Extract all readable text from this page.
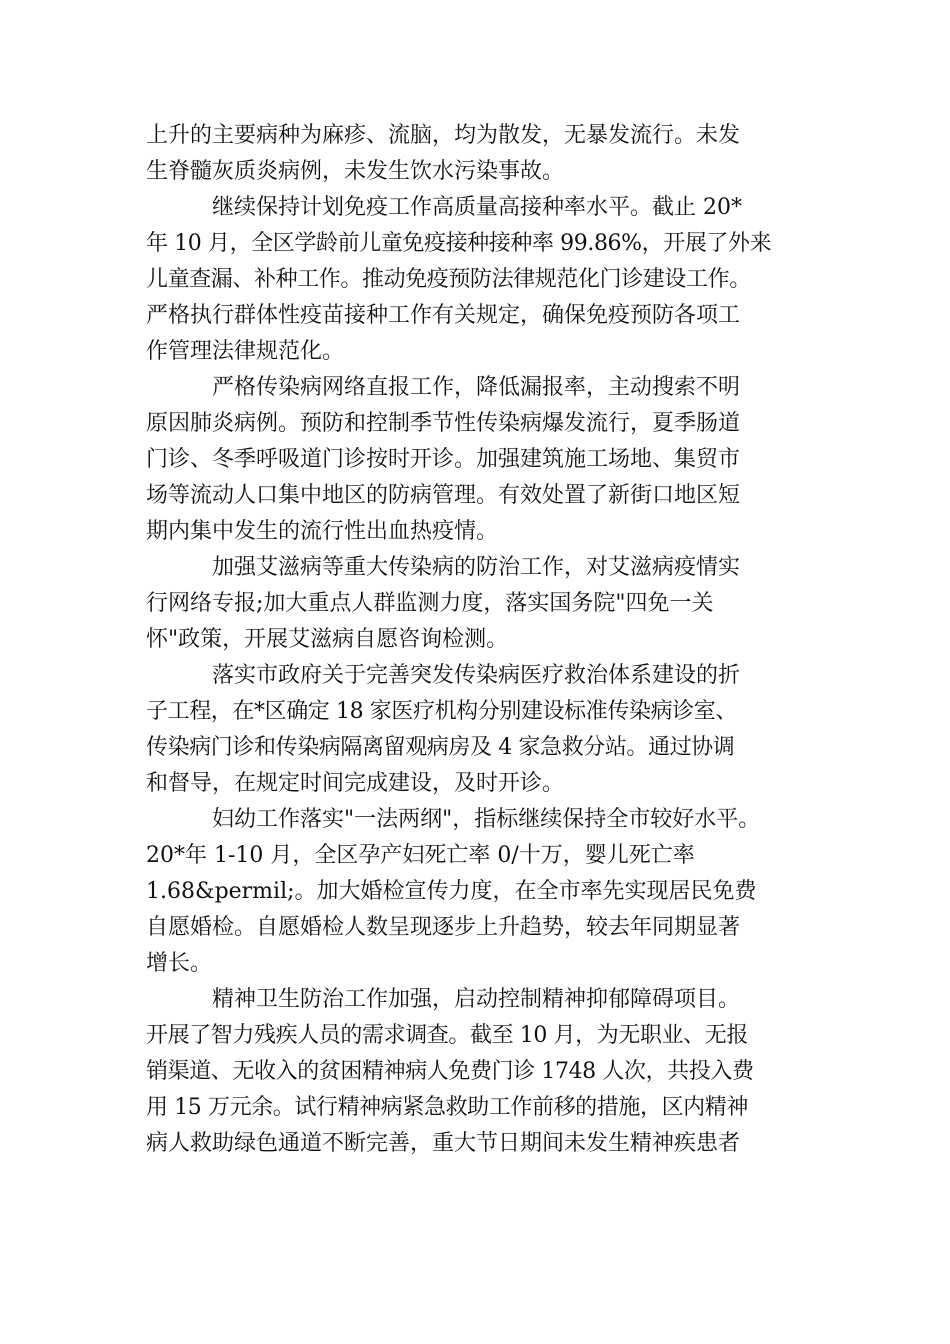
上升的主要病种为麻疹、流脑，均为散发，无暴发流行。未发
生脊髓灰质炎病例，未发生饮水污染事故。
继续保持计划免疫工作高质量高接种率水平。截止 20*
年 10 月，全区学龄前儿童免疫接种接种率 99.86%，开展了外来
儿童查漏、补种工作。推动免疫预防法律规范化门诊建设工作。
严格执行群体性疫苗接种工作有关规定，确保免疫预防各项工
作管理法律规范化。
严格传染病网络直报工作，降低漏报率，主动搜索不明
原因肺炎病例。预防和控制季节性传染病爆发流行，夏季肠道
门诊、冬季呼吸道门诊按时开诊。加强建筑施工场地、集贸市
场等流动人口集中地区的防病管理。有效处置了新街口地区短
期内集中发生的流行性出血热疫情。
加强艾滋病等重大传染病的防治工作，对艾滋病疫情实
行网络专报;加大重点人群监测力度，落实国务院"四免一关
怀"政策，开展艾滋病自愿咨询检测。
落实市政府关于完善突发传染病医疗救治体系建设的折
子工程，在*区确定 18 家医疗机构分别建设标准传染病诊室、
传染病门诊和传染病隔离留观病房及 4 家急救分站。通过协调
和督导，在规定时间完成建设，及时开诊。
妇幼工作落实"一法两纲"，指标继续保持全市较好水平。
20*年 1-10 月，全区孕产妇死亡率 0/十万，婴儿死亡率
1.68&permil;。加大婚检宣传力度，在全市率先实现居民免费
自愿婚检。自愿婚检人数呈现逐步上升趋势，较去年同期显著
增长。
精神卫生防治工作加强，启动控制精神抑郁障碍项目。
开展了智力残疾人员的需求调查。截至 10 月，为无职业、无报
销渠道、无收入的贫困精神病人免费门诊 1748 人次，共投入费
用 15 万元余。试行精神病紧急救助工作前移的措施，区内精神
病人救助绿色通道不断完善，重大节日期间未发生精神疾患者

==============================

Transcribe all the data word for word; the images stay out.

Output of the task:
Extract all readable text from this page.
上升的主要病种为麻疹、流脑，均为散发，无暴发流行。未发
生脊髓灰质炎病例，未发生饮水污染事故。
继续保持计划免疫工作高质量高接种率水平。截止 20*
年 10 月，全区学龄前儿童免疫接种接种率 99.86%，开展了外来
儿童查漏、补种工作。推动免疫预防法律规范化门诊建设工作。
严格执行群体性疫苗接种工作有关规定，确保免疫预防各项工
作管理法律规范化。
严格传染病网络直报工作，降低漏报率，主动搜索不明
原因肺炎病例。预防和控制季节性传染病爆发流行，夏季肠道
门诊、冬季呼吸道门诊按时开诊。加强建筑施工场地、集贸市
场等流动人口集中地区的防病管理。有效处置了新街口地区短
期内集中发生的流行性出血热疫情。
加强艾滋病等重大传染病的防治工作，对艾滋病疫情实
行网络专报;加大重点人群监测力度，落实国务院"四免一关
怀"政策，开展艾滋病自愿咨询检测。
落实市政府关于完善突发传染病医疗救治体系建设的折
子工程，在*区确定 18 家医疗机构分别建设标准传染病诊室、
传染病门诊和传染病隔离留观病房及 4 家急救分站。通过协调
和督导，在规定时间完成建设，及时开诊。
妇幼工作落实"一法两纲"，指标继续保持全市较好水平。
20*年 1-10 月，全区孕产妇死亡率 0/十万，婴儿死亡率
1.68&permil;。加大婚检宣传力度，在全市率先实现居民免费
自愿婚检。自愿婚检人数呈现逐步上升趋势，较去年同期显著
增长。
精神卫生防治工作加强，启动控制精神抑郁障碍项目。
开展了智力残疾人员的需求调查。截至 10 月，为无职业、无报
销渠道、无收入的贫困精神病人免费门诊 1748 人次，共投入费
用 15 万元余。试行精神病紧急救助工作前移的措施，区内精神
病人救助绿色通道不断完善，重大节日期间未发生精神疾患者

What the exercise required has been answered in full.